● REQUIRED WORK
Where a line of the material contains the string "money", copy that line.

● EXTRACTED ENTRIES
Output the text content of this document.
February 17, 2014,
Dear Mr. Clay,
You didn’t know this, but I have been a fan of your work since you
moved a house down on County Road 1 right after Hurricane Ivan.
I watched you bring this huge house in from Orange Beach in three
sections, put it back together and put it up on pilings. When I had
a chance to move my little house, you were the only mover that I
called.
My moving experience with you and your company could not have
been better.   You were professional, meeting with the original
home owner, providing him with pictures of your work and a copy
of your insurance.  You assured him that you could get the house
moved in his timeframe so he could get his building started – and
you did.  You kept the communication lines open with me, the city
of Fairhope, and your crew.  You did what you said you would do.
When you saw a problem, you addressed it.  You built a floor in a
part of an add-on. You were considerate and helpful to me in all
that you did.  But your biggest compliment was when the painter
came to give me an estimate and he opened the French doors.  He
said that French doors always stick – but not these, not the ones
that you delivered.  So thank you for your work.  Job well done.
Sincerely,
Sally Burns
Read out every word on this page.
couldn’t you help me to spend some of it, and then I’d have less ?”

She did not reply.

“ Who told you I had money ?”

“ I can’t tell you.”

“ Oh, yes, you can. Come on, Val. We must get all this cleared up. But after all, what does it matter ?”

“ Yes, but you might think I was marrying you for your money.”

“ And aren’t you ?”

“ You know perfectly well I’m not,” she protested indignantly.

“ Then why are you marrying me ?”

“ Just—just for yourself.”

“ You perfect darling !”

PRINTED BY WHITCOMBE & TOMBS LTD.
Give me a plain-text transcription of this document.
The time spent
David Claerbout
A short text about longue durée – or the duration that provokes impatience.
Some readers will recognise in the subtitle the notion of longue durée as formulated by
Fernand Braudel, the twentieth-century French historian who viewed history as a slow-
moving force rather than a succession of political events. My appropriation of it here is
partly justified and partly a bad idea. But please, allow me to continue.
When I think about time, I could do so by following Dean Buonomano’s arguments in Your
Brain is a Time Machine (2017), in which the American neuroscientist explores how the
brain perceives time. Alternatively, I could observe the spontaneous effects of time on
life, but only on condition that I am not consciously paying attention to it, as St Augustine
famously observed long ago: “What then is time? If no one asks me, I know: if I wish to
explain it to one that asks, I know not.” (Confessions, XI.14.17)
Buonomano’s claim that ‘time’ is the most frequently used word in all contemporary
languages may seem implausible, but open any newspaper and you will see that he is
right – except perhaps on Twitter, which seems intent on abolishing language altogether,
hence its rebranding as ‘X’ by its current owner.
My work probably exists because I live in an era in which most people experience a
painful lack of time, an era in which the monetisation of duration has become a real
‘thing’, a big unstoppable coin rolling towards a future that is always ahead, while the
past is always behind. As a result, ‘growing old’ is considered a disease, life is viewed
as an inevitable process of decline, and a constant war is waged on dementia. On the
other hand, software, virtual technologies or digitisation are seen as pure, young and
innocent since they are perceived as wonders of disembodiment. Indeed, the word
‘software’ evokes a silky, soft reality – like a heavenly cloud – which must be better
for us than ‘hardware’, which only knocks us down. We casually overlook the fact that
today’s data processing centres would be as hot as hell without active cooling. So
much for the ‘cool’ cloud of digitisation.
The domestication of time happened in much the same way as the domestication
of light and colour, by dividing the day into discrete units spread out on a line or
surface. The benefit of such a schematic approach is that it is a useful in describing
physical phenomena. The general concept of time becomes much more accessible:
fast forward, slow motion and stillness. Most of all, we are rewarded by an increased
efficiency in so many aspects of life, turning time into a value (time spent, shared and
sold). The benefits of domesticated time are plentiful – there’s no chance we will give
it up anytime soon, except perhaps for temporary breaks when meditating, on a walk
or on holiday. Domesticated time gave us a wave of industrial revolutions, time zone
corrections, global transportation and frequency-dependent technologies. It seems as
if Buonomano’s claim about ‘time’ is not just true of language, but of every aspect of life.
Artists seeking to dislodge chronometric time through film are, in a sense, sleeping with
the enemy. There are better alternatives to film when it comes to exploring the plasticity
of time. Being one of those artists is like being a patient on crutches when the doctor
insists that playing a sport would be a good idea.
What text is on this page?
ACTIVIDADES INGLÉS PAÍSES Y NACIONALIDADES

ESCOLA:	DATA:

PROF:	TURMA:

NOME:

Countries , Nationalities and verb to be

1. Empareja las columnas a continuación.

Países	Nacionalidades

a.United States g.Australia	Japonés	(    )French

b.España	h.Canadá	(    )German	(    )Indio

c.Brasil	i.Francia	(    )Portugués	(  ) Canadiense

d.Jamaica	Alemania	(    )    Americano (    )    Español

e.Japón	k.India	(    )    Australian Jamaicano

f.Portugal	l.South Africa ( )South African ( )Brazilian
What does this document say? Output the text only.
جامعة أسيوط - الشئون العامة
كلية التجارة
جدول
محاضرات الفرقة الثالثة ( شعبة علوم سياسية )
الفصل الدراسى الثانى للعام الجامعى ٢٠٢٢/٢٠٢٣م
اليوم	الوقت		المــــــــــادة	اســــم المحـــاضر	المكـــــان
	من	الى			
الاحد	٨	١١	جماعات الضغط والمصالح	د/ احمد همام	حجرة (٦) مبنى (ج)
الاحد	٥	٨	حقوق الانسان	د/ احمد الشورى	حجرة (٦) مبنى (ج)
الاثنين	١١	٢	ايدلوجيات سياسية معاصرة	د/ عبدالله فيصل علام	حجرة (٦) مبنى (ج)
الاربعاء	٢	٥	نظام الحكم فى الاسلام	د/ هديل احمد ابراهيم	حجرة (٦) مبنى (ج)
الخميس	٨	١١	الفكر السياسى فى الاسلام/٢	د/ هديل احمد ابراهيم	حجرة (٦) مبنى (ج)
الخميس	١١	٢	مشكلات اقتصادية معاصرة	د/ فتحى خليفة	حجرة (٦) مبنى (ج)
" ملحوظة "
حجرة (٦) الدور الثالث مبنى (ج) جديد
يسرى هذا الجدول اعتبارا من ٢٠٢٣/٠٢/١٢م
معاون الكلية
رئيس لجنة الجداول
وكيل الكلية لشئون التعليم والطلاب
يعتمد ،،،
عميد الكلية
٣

● RESPONSE TO THIS TASK
“ Who told you I had money ?”
“ Yes, but you might think I was marrying you for your money.”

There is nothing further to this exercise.